++++ Data to process
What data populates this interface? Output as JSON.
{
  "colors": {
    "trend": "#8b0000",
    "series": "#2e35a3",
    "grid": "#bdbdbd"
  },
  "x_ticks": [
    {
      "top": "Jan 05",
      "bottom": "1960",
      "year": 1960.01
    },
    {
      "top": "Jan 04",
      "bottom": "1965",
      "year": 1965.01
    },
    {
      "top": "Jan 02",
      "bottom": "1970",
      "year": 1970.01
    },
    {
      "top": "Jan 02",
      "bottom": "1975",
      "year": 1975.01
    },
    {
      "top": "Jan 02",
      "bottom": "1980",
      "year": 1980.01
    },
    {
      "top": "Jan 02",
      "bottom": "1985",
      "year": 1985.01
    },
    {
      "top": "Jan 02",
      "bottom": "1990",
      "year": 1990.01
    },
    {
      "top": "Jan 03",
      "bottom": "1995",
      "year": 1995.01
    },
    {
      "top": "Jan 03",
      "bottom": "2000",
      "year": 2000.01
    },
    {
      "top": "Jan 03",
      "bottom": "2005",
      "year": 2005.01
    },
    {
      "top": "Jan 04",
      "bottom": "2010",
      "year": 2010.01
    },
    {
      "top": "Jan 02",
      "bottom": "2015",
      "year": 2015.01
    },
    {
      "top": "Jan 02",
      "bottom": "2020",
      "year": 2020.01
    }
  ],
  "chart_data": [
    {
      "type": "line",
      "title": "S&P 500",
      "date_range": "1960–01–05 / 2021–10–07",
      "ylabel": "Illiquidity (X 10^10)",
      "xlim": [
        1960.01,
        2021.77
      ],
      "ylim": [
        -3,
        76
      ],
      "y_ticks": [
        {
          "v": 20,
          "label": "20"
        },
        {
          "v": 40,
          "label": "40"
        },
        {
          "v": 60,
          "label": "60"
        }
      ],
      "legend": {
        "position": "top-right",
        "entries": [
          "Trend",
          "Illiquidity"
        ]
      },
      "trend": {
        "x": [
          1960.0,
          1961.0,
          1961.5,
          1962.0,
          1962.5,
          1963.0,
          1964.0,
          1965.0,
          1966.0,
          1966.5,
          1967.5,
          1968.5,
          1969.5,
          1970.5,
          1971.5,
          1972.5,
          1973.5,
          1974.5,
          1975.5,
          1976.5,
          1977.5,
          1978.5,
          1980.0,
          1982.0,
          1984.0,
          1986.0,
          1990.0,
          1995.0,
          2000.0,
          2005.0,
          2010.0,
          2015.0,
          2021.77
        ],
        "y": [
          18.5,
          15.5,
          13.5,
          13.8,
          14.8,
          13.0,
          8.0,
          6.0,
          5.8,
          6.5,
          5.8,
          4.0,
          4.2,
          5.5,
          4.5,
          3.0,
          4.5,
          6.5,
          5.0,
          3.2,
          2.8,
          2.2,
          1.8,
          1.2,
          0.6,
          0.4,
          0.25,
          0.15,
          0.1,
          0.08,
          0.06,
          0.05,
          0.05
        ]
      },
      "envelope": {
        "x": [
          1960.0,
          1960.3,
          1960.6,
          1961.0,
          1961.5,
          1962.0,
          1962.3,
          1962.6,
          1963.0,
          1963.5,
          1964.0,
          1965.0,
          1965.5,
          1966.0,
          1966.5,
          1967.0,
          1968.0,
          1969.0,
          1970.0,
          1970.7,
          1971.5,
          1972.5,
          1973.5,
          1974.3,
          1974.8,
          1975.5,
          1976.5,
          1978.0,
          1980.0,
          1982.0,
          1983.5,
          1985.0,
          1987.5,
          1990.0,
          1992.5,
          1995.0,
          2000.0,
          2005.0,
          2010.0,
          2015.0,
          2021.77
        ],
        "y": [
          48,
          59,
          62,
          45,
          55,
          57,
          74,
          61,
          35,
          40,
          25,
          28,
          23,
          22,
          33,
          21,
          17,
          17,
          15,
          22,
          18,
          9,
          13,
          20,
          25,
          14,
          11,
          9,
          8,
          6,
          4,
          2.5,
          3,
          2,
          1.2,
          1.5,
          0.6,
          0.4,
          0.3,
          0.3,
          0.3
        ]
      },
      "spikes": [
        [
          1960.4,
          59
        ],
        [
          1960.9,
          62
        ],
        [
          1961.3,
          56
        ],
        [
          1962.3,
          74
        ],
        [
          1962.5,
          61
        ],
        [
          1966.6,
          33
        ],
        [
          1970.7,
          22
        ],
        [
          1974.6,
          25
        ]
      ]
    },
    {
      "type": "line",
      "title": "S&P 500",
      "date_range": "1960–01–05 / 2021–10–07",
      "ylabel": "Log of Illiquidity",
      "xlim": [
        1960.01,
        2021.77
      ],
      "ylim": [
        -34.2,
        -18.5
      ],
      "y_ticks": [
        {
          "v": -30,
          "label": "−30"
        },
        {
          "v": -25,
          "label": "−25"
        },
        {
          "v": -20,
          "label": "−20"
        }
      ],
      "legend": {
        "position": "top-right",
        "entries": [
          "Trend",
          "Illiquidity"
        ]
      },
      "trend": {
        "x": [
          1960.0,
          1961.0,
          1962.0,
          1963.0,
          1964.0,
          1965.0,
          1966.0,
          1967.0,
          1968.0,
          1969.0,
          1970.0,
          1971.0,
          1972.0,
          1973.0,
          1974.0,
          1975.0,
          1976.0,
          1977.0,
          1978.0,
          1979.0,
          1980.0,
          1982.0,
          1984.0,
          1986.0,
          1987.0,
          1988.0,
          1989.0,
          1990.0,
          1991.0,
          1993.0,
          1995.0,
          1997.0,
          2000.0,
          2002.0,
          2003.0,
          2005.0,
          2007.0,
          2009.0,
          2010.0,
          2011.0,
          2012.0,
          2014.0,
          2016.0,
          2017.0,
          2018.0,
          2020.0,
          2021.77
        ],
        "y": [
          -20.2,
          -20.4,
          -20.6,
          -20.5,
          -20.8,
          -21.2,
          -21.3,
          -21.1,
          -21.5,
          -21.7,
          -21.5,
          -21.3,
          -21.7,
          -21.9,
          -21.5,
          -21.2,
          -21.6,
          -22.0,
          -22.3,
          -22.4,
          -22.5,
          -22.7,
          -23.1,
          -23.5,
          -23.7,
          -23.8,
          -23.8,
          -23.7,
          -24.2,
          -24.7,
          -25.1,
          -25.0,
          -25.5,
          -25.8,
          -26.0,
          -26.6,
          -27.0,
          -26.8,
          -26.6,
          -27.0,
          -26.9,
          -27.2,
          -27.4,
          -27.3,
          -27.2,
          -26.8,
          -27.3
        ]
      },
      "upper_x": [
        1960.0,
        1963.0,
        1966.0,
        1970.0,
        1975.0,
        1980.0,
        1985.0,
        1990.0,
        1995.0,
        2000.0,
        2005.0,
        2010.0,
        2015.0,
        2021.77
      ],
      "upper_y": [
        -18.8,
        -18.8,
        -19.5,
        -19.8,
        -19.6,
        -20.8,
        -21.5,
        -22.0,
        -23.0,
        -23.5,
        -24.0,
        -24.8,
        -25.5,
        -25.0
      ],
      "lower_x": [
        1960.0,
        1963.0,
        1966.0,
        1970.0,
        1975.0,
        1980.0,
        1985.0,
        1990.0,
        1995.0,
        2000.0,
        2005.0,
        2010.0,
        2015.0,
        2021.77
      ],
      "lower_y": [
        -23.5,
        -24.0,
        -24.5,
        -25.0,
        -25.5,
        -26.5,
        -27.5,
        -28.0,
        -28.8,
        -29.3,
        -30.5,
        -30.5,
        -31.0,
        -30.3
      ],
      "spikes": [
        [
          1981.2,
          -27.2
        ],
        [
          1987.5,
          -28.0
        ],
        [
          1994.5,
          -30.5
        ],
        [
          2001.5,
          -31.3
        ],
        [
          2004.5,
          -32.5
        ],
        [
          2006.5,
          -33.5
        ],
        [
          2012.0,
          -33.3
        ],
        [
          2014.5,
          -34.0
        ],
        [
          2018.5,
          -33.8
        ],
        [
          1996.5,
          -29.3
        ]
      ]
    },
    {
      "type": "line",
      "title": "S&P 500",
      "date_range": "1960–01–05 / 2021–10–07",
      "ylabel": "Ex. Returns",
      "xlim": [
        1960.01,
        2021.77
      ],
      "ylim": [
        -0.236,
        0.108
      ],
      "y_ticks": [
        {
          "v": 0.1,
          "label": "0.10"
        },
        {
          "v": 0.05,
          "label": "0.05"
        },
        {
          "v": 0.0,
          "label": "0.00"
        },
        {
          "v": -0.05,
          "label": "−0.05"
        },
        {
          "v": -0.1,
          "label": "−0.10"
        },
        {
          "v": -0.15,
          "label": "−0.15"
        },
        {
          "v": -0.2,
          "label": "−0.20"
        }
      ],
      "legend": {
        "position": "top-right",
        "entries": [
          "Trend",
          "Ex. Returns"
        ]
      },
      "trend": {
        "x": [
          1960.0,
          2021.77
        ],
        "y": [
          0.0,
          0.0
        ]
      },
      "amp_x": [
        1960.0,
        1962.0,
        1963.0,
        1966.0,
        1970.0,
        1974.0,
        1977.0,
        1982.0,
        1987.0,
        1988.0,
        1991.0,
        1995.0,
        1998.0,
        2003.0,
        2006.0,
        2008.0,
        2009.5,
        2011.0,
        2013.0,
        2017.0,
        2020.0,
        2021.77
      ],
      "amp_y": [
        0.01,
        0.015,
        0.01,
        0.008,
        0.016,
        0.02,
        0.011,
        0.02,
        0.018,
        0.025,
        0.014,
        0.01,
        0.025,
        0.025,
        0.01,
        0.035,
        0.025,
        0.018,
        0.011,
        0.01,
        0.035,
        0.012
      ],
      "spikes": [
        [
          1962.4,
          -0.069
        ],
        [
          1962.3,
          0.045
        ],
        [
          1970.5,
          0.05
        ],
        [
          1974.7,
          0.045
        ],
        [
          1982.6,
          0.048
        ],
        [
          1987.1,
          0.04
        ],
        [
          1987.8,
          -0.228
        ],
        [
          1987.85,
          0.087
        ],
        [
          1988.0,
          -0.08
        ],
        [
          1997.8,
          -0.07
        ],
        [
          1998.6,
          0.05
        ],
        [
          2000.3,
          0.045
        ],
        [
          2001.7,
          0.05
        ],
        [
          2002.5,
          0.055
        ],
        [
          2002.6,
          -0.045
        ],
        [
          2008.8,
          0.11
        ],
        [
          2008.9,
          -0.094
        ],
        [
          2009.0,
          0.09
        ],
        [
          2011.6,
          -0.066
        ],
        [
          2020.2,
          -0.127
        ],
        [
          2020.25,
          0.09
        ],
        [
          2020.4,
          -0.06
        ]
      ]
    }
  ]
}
++++++++
**The exercise**
Where a line in the material contains "ylabel", copy that line.

**Output of the task**
      "ylabel": "Illiquidity (X 10^10)",
      "ylabel": "Log of Illiquidity",
      "ylabel": "Ex. Returns",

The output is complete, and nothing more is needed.